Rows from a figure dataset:

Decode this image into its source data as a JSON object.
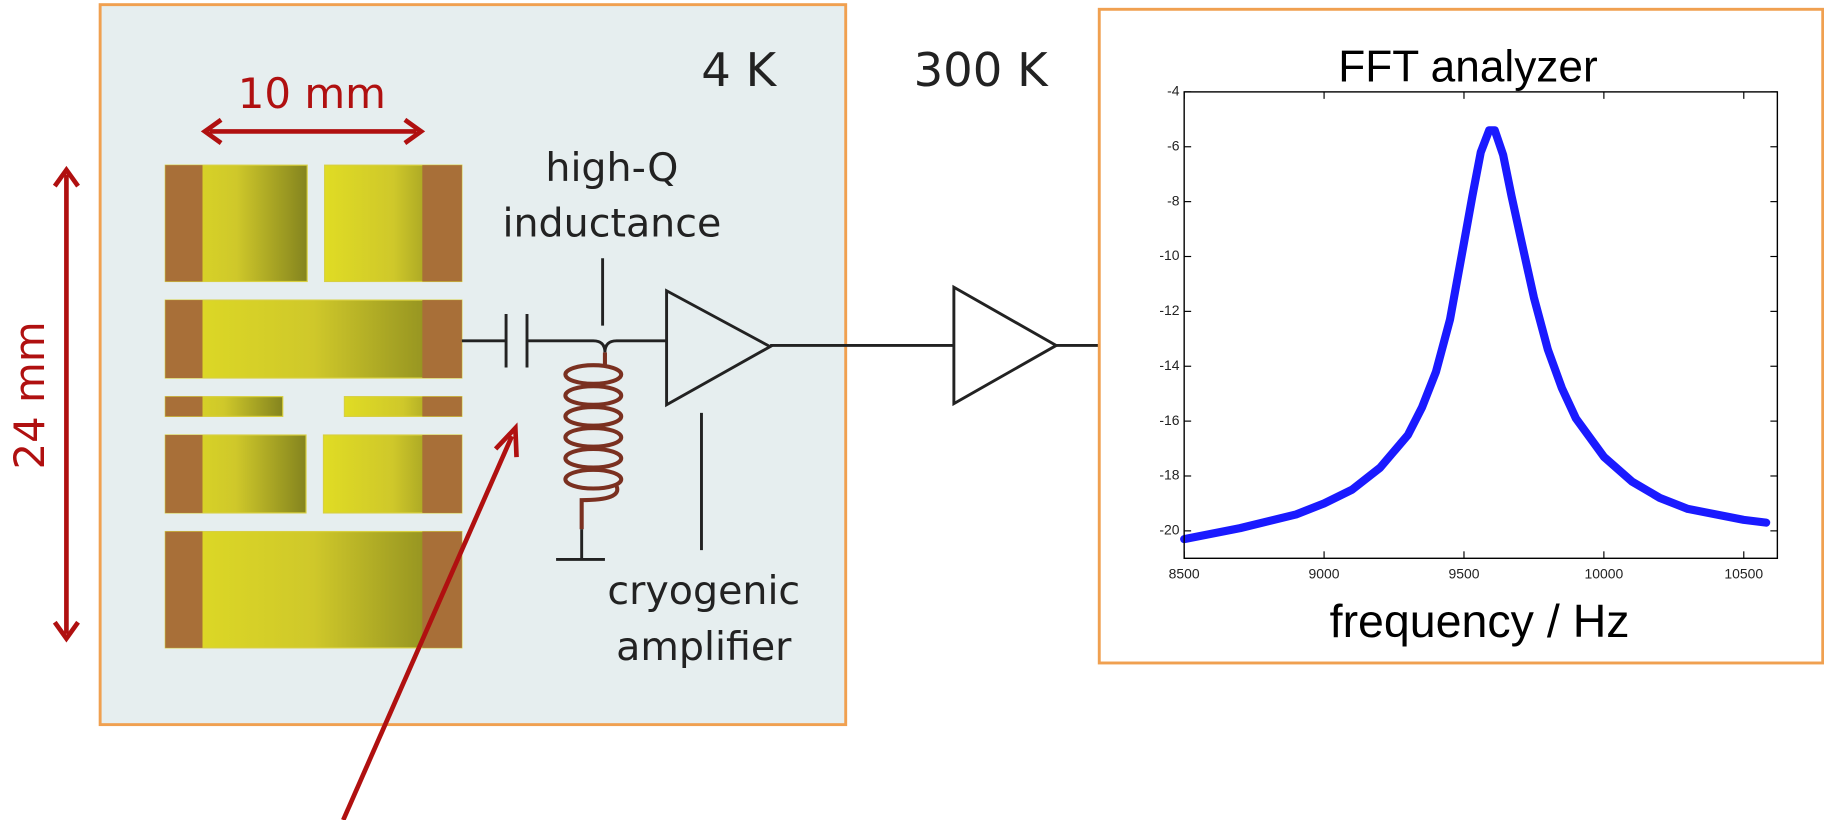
{
  "diagram": {
    "cold_stage_label": "4 K",
    "room_temp_label": "300 K",
    "width_label": "10 mm",
    "height_label": "24 mm",
    "inductance_label": [
      "high-Q",
      "inductance"
    ],
    "amplifier_label": [
      "cryogenic",
      "amplifier"
    ]
  },
  "chart_data": {
    "type": "line",
    "title": "FFT analyzer",
    "x_label": "frequency / Hz",
    "color": "#1a1aff",
    "x": [
      8500,
      8700,
      8900,
      9000,
      9100,
      9200,
      9300,
      9350,
      9400,
      9450,
      9500,
      9530,
      9560,
      9590,
      9610,
      9640,
      9670,
      9700,
      9750,
      9800,
      9850,
      9900,
      10000,
      10100,
      10200,
      10300,
      10400,
      10500,
      10580
    ],
    "values": [
      -20.3,
      -19.9,
      -19.4,
      -19.0,
      -18.5,
      -17.7,
      -16.5,
      -15.5,
      -14.2,
      -12.3,
      -9.5,
      -7.8,
      -6.2,
      -5.4,
      -5.4,
      -6.3,
      -7.8,
      -9.2,
      -11.5,
      -13.4,
      -14.8,
      -15.9,
      -17.3,
      -18.2,
      -18.8,
      -19.2,
      -19.4,
      -19.6,
      -19.7
    ],
    "xlim": [
      8500,
      10620
    ],
    "ylim": [
      -21,
      -4
    ],
    "xticks": [
      8500,
      9000,
      9500,
      10000,
      10500
    ],
    "yticks": [
      -4,
      -6,
      -8,
      -10,
      -12,
      -14,
      -16,
      -18,
      -20
    ]
  }
}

WRITTEN TASK → Take the listing above and restate it word for word, without its pictures.

FINAL RESULT →
Decode this image into its source data as a JSON object.
{
  "diagram": {
    "cold_stage_label": "4 K",
    "room_temp_label": "300 K",
    "width_label": "10 mm",
    "height_label": "24 mm",
    "inductance_label": [
      "high-Q",
      "inductance"
    ],
    "amplifier_label": [
      "cryogenic",
      "amplifier"
    ]
  },
  "chart_data": {
    "type": "line",
    "title": "FFT analyzer",
    "x_label": "frequency / Hz",
    "color": "#1a1aff",
    "x": [
      8500,
      8700,
      8900,
      9000,
      9100,
      9200,
      9300,
      9350,
      9400,
      9450,
      9500,
      9530,
      9560,
      9590,
      9610,
      9640,
      9670,
      9700,
      9750,
      9800,
      9850,
      9900,
      10000,
      10100,
      10200,
      10300,
      10400,
      10500,
      10580
    ],
    "values": [
      -20.3,
      -19.9,
      -19.4,
      -19.0,
      -18.5,
      -17.7,
      -16.5,
      -15.5,
      -14.2,
      -12.3,
      -9.5,
      -7.8,
      -6.2,
      -5.4,
      -5.4,
      -6.3,
      -7.8,
      -9.2,
      -11.5,
      -13.4,
      -14.8,
      -15.9,
      -17.3,
      -18.2,
      -18.8,
      -19.2,
      -19.4,
      -19.6,
      -19.7
    ],
    "xlim": [
      8500,
      10620
    ],
    "ylim": [
      -21,
      -4
    ],
    "xticks": [
      8500,
      9000,
      9500,
      10000,
      10500
    ],
    "yticks": [
      -4,
      -6,
      -8,
      -10,
      -12,
      -14,
      -16,
      -18,
      -20
    ]
  }
}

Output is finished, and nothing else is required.